» **Directions**: Which lines in the material below contain the string "swatch"? Pull out each of those lines in full, counting only matches with the same letter case.

» **Material shown**:

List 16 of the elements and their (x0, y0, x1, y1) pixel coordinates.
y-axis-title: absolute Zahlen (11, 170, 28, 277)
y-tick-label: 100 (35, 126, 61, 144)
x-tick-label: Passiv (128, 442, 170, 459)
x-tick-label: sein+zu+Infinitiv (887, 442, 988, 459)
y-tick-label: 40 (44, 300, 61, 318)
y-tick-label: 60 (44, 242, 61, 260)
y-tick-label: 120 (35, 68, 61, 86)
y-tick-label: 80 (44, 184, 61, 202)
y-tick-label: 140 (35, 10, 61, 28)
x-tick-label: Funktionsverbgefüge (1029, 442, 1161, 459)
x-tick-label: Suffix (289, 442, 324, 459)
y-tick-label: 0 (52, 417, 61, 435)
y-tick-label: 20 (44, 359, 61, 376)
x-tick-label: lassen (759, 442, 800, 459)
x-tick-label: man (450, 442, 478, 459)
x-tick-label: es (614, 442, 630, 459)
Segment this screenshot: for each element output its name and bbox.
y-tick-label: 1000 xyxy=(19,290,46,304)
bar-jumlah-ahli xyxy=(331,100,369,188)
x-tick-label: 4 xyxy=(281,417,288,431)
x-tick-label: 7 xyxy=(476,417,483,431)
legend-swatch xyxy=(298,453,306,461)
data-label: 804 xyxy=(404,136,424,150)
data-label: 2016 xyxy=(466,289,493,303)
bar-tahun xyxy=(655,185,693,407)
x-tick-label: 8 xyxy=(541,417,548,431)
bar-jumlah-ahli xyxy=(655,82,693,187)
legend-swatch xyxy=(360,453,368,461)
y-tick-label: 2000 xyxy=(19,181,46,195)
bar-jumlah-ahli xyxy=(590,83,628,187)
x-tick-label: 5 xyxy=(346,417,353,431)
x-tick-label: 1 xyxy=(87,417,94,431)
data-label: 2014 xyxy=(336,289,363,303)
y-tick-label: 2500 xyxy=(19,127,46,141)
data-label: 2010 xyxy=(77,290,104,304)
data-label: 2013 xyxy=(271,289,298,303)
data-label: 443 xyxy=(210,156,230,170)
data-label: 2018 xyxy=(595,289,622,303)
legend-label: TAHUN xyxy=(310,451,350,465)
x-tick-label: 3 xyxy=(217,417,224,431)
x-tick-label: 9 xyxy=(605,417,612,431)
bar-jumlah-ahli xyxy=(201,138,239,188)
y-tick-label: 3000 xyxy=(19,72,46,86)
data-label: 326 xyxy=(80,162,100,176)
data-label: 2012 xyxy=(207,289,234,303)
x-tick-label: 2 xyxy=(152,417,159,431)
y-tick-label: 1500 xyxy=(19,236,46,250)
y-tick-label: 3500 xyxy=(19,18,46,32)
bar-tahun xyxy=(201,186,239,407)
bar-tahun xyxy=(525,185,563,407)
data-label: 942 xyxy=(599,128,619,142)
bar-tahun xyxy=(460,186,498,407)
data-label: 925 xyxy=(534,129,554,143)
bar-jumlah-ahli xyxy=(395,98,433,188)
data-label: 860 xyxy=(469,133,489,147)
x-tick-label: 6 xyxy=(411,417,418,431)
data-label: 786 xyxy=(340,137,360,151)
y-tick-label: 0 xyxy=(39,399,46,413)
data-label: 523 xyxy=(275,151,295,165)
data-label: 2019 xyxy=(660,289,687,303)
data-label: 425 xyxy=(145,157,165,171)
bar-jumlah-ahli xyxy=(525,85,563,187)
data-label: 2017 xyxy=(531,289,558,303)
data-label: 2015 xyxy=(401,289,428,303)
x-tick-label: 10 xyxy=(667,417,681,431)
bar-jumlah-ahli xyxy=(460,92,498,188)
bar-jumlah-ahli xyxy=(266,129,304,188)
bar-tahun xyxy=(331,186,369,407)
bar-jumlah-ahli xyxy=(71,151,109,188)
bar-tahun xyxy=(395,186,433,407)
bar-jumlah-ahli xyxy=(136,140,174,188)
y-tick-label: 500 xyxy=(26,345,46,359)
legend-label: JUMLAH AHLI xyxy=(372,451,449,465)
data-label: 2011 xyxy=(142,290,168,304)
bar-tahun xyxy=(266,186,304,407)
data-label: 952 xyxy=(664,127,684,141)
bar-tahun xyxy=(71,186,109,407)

» **Reply to the exercise**:
legend-swatch xyxy=(298,453,306,461)
legend-swatch xyxy=(360,453,368,461)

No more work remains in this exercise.